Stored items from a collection
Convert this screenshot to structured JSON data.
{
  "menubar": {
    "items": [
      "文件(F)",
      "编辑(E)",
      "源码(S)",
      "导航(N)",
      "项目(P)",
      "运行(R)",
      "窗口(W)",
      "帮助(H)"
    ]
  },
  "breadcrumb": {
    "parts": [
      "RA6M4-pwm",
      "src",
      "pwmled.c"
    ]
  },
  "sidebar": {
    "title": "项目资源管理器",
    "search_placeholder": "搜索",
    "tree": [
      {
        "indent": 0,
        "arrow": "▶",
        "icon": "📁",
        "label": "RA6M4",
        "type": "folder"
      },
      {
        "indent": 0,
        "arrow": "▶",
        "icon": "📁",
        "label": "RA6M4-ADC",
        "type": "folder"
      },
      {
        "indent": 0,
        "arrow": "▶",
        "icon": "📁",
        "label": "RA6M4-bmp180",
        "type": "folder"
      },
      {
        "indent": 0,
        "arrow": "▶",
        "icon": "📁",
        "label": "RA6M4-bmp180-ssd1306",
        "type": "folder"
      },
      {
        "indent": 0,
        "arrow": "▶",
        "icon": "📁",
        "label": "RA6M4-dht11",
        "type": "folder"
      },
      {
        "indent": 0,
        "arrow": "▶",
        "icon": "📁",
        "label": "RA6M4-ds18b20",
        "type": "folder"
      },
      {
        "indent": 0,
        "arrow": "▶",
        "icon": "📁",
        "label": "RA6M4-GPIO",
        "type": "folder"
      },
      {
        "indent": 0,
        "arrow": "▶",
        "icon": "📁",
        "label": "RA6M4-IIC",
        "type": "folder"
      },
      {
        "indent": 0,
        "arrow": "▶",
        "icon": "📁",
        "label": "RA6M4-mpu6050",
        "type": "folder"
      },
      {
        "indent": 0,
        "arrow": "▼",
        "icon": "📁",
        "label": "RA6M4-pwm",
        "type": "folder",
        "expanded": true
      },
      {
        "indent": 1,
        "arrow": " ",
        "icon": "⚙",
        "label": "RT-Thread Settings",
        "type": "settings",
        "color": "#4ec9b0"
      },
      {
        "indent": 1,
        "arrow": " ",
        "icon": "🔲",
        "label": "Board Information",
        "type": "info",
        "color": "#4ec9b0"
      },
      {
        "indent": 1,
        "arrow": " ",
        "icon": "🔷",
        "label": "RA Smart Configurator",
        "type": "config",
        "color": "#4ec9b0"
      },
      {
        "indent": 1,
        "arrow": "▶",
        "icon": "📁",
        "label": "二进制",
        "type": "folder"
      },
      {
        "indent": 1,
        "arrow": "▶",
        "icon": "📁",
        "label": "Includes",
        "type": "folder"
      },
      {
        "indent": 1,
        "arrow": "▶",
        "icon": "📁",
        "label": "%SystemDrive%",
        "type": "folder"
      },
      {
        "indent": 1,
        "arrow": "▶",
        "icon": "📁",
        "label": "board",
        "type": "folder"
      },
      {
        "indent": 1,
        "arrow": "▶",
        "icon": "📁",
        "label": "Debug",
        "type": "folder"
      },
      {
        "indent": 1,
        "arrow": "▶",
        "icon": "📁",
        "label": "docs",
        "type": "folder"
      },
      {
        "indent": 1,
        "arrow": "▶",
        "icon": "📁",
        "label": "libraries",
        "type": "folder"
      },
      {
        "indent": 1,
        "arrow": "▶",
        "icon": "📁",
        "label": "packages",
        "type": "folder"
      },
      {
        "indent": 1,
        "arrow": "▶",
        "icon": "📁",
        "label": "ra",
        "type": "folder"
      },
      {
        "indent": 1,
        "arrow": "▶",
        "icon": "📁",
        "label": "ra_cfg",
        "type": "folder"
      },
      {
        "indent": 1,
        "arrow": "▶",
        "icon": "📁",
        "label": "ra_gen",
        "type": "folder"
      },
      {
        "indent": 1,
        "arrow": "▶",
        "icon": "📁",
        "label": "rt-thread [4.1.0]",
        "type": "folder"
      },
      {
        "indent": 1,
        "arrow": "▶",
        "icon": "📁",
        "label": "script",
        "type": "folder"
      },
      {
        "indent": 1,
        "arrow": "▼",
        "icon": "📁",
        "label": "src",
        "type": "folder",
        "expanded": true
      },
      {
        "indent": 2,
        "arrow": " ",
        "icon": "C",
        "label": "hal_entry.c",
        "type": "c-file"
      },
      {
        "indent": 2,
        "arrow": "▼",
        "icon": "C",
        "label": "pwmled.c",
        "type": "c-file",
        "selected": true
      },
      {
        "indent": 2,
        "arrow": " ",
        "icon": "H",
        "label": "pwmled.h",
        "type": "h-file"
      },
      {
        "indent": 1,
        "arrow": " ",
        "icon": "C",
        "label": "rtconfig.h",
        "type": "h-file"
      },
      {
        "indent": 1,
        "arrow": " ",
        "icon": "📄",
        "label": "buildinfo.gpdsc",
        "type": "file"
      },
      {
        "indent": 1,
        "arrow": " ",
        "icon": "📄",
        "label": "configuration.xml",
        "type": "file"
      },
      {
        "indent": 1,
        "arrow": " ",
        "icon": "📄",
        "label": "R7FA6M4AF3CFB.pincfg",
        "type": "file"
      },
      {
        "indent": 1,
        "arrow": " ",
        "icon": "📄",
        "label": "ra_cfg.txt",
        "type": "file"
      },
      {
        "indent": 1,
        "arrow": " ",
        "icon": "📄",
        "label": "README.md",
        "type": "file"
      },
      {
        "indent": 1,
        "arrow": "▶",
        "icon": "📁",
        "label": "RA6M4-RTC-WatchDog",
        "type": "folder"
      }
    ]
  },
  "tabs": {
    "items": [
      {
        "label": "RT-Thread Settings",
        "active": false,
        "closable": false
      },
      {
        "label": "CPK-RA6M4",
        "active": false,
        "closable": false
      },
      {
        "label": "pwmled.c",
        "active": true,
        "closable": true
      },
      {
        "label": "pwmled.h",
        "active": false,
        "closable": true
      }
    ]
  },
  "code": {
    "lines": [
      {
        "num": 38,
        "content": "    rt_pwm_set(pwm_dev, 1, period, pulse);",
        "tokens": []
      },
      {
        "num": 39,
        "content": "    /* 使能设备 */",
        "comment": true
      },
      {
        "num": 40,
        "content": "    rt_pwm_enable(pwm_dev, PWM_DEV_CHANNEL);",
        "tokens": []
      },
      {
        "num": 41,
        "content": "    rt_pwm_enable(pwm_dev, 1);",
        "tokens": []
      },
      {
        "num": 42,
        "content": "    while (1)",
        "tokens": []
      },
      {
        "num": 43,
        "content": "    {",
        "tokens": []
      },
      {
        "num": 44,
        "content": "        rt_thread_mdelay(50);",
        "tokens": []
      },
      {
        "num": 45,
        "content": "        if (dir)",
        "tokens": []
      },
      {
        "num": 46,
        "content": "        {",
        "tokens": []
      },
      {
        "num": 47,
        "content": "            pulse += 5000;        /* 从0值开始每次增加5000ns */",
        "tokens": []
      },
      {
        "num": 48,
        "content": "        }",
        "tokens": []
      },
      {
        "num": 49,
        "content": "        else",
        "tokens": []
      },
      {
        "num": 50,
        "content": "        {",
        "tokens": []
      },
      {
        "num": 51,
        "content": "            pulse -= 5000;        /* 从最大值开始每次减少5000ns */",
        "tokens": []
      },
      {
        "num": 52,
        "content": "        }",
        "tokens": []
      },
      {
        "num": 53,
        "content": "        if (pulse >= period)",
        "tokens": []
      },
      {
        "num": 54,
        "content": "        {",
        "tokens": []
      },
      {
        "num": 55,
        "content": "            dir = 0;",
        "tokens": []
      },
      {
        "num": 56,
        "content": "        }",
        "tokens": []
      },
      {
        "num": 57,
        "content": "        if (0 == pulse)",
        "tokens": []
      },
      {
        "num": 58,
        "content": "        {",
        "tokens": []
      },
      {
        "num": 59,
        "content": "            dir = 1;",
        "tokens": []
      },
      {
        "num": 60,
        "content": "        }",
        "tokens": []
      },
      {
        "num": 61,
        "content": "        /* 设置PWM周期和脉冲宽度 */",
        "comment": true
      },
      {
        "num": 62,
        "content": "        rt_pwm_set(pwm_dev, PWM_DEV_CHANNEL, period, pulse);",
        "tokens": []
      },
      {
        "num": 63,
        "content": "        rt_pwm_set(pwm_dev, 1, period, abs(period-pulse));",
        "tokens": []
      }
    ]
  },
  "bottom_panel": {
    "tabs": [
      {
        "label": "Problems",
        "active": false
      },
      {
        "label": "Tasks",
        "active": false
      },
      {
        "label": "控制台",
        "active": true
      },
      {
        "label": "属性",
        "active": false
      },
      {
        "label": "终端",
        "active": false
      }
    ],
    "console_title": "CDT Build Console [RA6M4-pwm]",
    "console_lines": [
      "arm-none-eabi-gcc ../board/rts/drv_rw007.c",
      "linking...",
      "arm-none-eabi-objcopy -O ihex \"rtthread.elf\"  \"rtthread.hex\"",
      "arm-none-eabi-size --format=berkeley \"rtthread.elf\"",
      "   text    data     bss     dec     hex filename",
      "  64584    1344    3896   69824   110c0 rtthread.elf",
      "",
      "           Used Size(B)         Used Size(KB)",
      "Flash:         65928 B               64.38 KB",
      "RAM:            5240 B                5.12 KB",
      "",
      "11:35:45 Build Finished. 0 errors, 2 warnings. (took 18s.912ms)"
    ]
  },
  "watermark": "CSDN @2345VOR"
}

● What you are asked to do: From the entries above, extract every line where the word "rtthread" appears.

● Answer in full:
      "arm-none-eabi-objcopy -O ihex \"rtthread.elf\"  \"rtthread.hex\"",
      "arm-none-eabi-size --format=berkeley \"rtthread.elf\"",
      "  64584    1344    3896   69824   110c0 rtthread.elf",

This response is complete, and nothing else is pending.